Records
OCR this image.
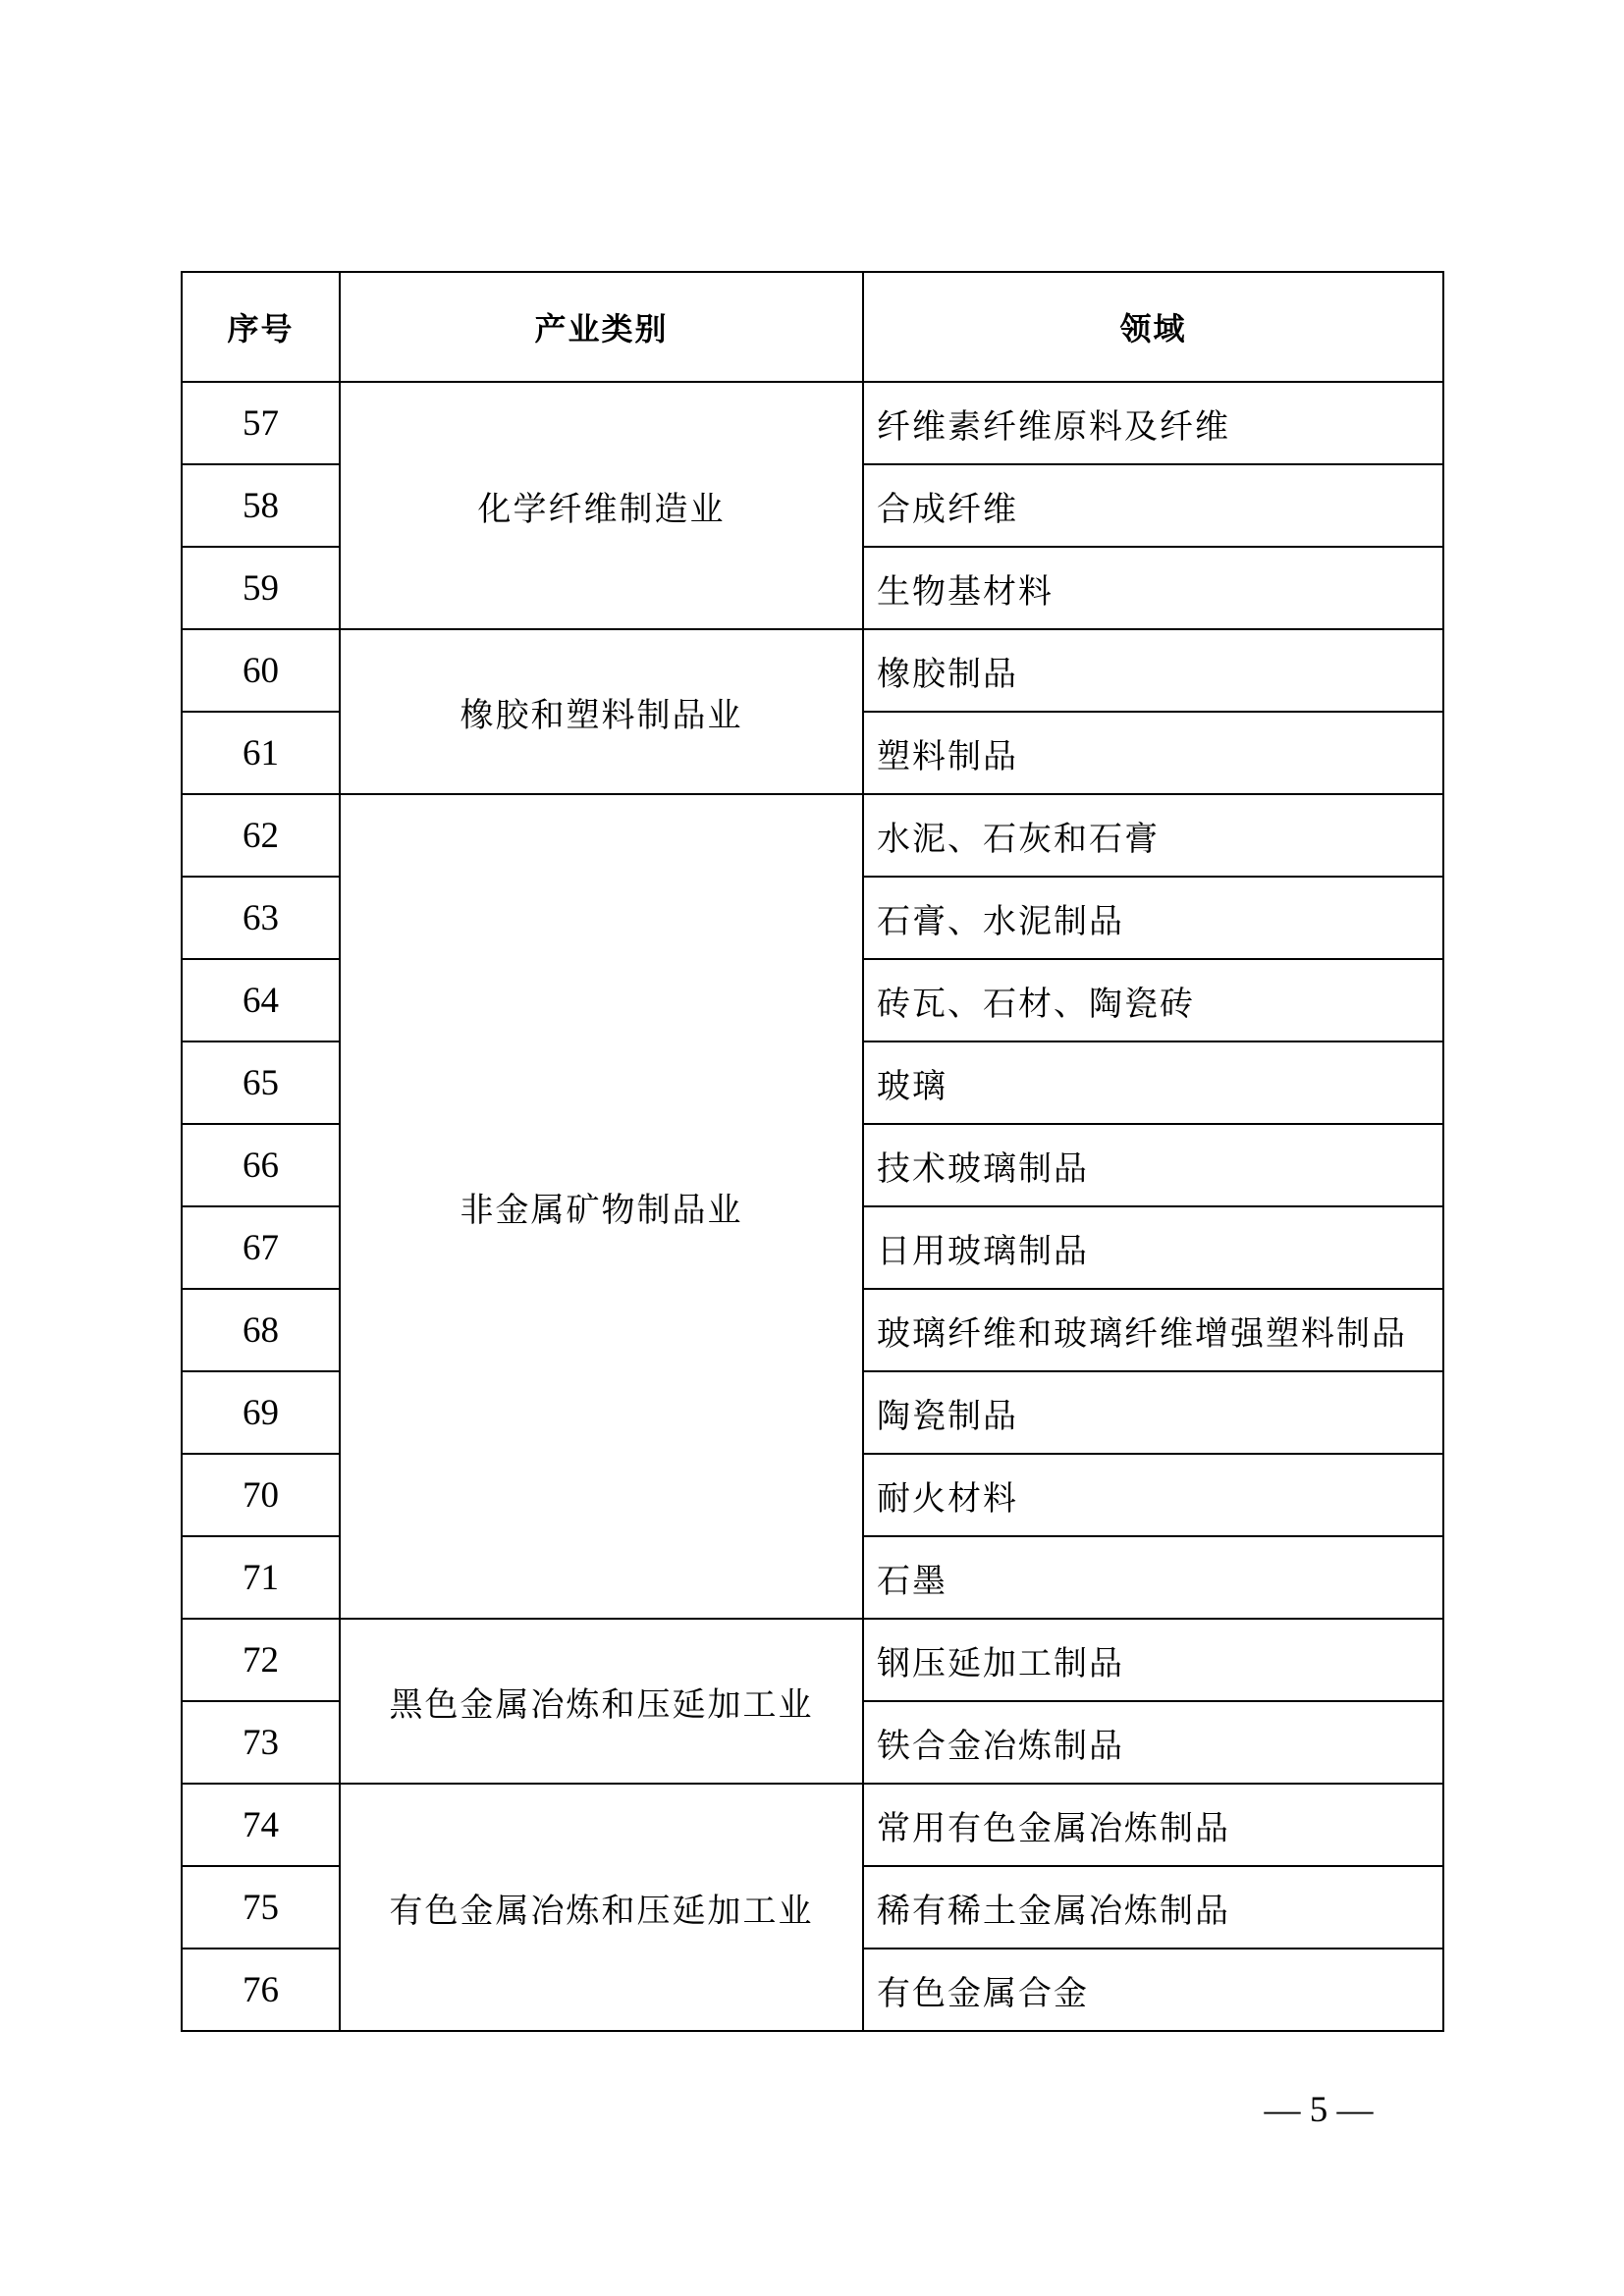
序号	产业类别	领域
57	化学纤维制造业	纤维素纤维原料及纤维
58		合成纤维
59		生物基材料
60	橡胶和塑料制品业	橡胶制品
61		塑料制品
62	非金属矿物制品业	水泥、石灰和石膏
63		石膏、水泥制品
64		砖瓦、石材、陶瓷砖
65		玻璃
66		技术玻璃制品
67		日用玻璃制品
68		玻璃纤维和玻璃纤维增强塑料制品
69		陶瓷制品
70		耐火材料
71		石墨
72	黑色金属冶炼和压延加工业	钢压延加工制品
73		铁合金冶炼制品
74	有色金属冶炼和压延加工业	常用有色金属冶炼制品
75		稀有稀土金属冶炼制品
76		有色金属合金
— 5 —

## [WORK REQUIRED]
Write out the records above exactly as they appear, leaving out any pictures.

## [FINISHED ANSWER]
OCR this image.
序号	产业类别	领域
57	化学纤维制造业	纤维素纤维原料及纤维
58		合成纤维
59		生物基材料
60	橡胶和塑料制品业	橡胶制品
61		塑料制品
62	非金属矿物制品业	水泥、石灰和石膏
63		石膏、水泥制品
64		砖瓦、石材、陶瓷砖
65		玻璃
66		技术玻璃制品
67		日用玻璃制品
68		玻璃纤维和玻璃纤维增强塑料制品
69		陶瓷制品
70		耐火材料
71		石墨
72	黑色金属冶炼和压延加工业	钢压延加工制品
73		铁合金冶炼制品
74	有色金属冶炼和压延加工业	常用有色金属冶炼制品
75		稀有稀土金属冶炼制品
76		有色金属合金
— 5 —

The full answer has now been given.